**Problem requirements**
Edit the lines below so that each occurrence of "София" becomes "Sofia", and leave every other character as it stands.

Start of Material provided

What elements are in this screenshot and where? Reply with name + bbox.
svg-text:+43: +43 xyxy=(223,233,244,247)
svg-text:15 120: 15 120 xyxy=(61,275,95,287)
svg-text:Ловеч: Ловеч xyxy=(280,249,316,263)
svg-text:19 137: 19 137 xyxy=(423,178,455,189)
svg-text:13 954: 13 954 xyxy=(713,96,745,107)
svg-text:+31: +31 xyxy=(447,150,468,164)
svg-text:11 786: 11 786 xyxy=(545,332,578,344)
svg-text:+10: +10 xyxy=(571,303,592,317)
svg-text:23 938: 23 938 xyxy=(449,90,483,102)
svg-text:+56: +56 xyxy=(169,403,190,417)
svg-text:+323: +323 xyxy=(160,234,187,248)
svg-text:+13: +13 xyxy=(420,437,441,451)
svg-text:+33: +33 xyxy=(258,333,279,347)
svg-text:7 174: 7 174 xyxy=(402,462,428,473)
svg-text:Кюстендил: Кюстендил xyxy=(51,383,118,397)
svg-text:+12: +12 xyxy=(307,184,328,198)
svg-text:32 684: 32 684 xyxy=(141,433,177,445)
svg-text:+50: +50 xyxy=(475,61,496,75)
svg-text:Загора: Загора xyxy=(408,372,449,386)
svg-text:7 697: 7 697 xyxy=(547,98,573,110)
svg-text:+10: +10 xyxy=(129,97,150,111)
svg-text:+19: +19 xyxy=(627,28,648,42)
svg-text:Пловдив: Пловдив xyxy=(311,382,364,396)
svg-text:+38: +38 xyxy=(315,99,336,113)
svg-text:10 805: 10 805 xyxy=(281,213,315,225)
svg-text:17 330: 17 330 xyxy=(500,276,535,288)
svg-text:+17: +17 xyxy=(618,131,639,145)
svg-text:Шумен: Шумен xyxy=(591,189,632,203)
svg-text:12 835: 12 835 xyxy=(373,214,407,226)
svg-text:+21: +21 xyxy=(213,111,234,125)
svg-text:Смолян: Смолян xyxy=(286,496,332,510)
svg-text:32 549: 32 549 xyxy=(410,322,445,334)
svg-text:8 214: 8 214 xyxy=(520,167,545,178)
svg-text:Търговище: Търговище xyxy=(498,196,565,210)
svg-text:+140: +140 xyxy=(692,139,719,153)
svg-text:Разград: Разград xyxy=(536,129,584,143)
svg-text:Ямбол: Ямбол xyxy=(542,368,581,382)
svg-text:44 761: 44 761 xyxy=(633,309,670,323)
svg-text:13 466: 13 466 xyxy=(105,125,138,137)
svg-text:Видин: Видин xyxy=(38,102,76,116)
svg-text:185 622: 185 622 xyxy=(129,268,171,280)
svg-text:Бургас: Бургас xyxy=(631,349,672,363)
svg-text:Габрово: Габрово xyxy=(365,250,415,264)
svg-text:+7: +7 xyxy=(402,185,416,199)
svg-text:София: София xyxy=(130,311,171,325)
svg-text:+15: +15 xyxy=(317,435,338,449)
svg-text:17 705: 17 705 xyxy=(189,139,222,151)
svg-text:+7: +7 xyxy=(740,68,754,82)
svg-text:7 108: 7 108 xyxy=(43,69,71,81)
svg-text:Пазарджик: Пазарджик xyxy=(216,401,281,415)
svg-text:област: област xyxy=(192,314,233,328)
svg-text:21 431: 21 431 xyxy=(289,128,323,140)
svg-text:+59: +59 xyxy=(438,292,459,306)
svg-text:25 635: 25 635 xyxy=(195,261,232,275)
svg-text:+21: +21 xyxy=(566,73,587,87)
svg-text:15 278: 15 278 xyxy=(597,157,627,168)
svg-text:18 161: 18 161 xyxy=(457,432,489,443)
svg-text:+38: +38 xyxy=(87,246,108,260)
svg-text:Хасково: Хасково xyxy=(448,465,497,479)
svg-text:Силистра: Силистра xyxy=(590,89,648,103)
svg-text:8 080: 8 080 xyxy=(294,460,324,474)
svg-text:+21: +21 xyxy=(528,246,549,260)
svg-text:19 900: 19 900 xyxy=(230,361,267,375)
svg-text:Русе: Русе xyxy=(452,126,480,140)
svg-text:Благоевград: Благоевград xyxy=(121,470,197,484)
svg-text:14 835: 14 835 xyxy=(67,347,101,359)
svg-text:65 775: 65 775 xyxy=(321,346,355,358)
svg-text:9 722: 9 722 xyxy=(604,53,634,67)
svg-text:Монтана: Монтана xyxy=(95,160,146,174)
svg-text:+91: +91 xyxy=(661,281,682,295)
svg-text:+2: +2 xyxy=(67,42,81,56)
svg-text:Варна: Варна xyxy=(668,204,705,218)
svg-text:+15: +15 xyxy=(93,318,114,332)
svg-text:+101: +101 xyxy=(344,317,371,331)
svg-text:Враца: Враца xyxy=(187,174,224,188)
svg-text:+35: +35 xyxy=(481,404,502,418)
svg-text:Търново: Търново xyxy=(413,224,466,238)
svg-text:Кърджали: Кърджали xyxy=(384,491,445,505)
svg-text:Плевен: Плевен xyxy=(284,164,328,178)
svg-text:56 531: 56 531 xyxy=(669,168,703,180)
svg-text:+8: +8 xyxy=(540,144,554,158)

End of Material provided

**Completed task**
What elements are in this screenshot and where? Reply with name + bbox.
svg-text:+43: +43 xyxy=(223,233,244,247)
svg-text:15 120: 15 120 xyxy=(61,275,95,287)
svg-text:Ловеч: Ловеч xyxy=(280,249,316,263)
svg-text:19 137: 19 137 xyxy=(423,178,455,189)
svg-text:13 954: 13 954 xyxy=(713,96,745,107)
svg-text:+31: +31 xyxy=(447,150,468,164)
svg-text:11 786: 11 786 xyxy=(545,332,578,344)
svg-text:+10: +10 xyxy=(571,303,592,317)
svg-text:23 938: 23 938 xyxy=(449,90,483,102)
svg-text:+56: +56 xyxy=(169,403,190,417)
svg-text:+323: +323 xyxy=(160,234,187,248)
svg-text:+13: +13 xyxy=(420,437,441,451)
svg-text:+33: +33 xyxy=(258,333,279,347)
svg-text:7 174: 7 174 xyxy=(402,462,428,473)
svg-text:Кюстендил: Кюстендил xyxy=(51,383,118,397)
svg-text:+12: +12 xyxy=(307,184,328,198)
svg-text:32 684: 32 684 xyxy=(141,433,177,445)
svg-text:+50: +50 xyxy=(475,61,496,75)
svg-text:Загора: Загора xyxy=(408,372,449,386)
svg-text:7 697: 7 697 xyxy=(547,98,573,110)
svg-text:+10: +10 xyxy=(129,97,150,111)
svg-text:+19: +19 xyxy=(627,28,648,42)
svg-text:Пловдив: Пловдив xyxy=(311,382,364,396)
svg-text:+38: +38 xyxy=(315,99,336,113)
svg-text:10 805: 10 805 xyxy=(281,213,315,225)
svg-text:17 330: 17 330 xyxy=(500,276,535,288)
svg-text:+17: +17 xyxy=(618,131,639,145)
svg-text:Шумен: Шумен xyxy=(591,189,632,203)
svg-text:12 835: 12 835 xyxy=(373,214,407,226)
svg-text:+21: +21 xyxy=(213,111,234,125)
svg-text:Смолян: Смолян xyxy=(286,496,332,510)
svg-text:32 549: 32 549 xyxy=(410,322,445,334)
svg-text:8 214: 8 214 xyxy=(520,167,545,178)
svg-text:Търговище: Търговище xyxy=(498,196,565,210)
svg-text:+140: +140 xyxy=(692,139,719,153)
svg-text:Разград: Разград xyxy=(536,129,584,143)
svg-text:Ямбол: Ямбол xyxy=(542,368,581,382)
svg-text:44 761: 44 761 xyxy=(633,309,670,323)
svg-text:13 466: 13 466 xyxy=(105,125,138,137)
svg-text:Видин: Видин xyxy=(38,102,76,116)
svg-text:185 622: 185 622 xyxy=(129,268,171,280)
svg-text:Бургас: Бургас xyxy=(631,349,672,363)
svg-text:Габрово: Габрово xyxy=(365,250,415,264)
svg-text:+7: +7 xyxy=(402,185,416,199)
svg-text:Sofia: Sofia xyxy=(130,311,171,325)
svg-text:+15: +15 xyxy=(317,435,338,449)
svg-text:17 705: 17 705 xyxy=(189,139,222,151)
svg-text:+7: +7 xyxy=(740,68,754,82)
svg-text:7 108: 7 108 xyxy=(43,69,71,81)
svg-text:Пазарджик: Пазарджик xyxy=(216,401,281,415)
svg-text:област: област xyxy=(192,314,233,328)
svg-text:21 431: 21 431 xyxy=(289,128,323,140)
svg-text:+59: +59 xyxy=(438,292,459,306)
svg-text:25 635: 25 635 xyxy=(195,261,232,275)
svg-text:+21: +21 xyxy=(566,73,587,87)
svg-text:15 278: 15 278 xyxy=(597,157,627,168)
svg-text:18 161: 18 161 xyxy=(457,432,489,443)
svg-text:+38: +38 xyxy=(87,246,108,260)
svg-text:Хасково: Хасково xyxy=(448,465,497,479)
svg-text:Силистра: Силистра xyxy=(590,89,648,103)
svg-text:8 080: 8 080 xyxy=(294,460,324,474)
svg-text:+21: +21 xyxy=(528,246,549,260)
svg-text:19 900: 19 900 xyxy=(230,361,267,375)
svg-text:Русе: Русе xyxy=(452,126,480,140)
svg-text:Благоевград: Благоевград xyxy=(121,470,197,484)
svg-text:14 835: 14 835 xyxy=(67,347,101,359)
svg-text:65 775: 65 775 xyxy=(321,346,355,358)
svg-text:9 722: 9 722 xyxy=(604,53,634,67)
svg-text:Монтана: Монтана xyxy=(95,160,146,174)
svg-text:+91: +91 xyxy=(661,281,682,295)
svg-text:+2: +2 xyxy=(67,42,81,56)
svg-text:Варна: Варна xyxy=(668,204,705,218)
svg-text:+15: +15 xyxy=(93,318,114,332)
svg-text:+101: +101 xyxy=(344,317,371,331)
svg-text:Враца: Враца xyxy=(187,174,224,188)
svg-text:+35: +35 xyxy=(481,404,502,418)
svg-text:Търново: Търново xyxy=(413,224,466,238)
svg-text:Кърджали: Кърджали xyxy=(384,491,445,505)
svg-text:Плевен: Плевен xyxy=(284,164,328,178)
svg-text:56 531: 56 531 xyxy=(669,168,703,180)
svg-text:+8: +8 xyxy=(540,144,554,158)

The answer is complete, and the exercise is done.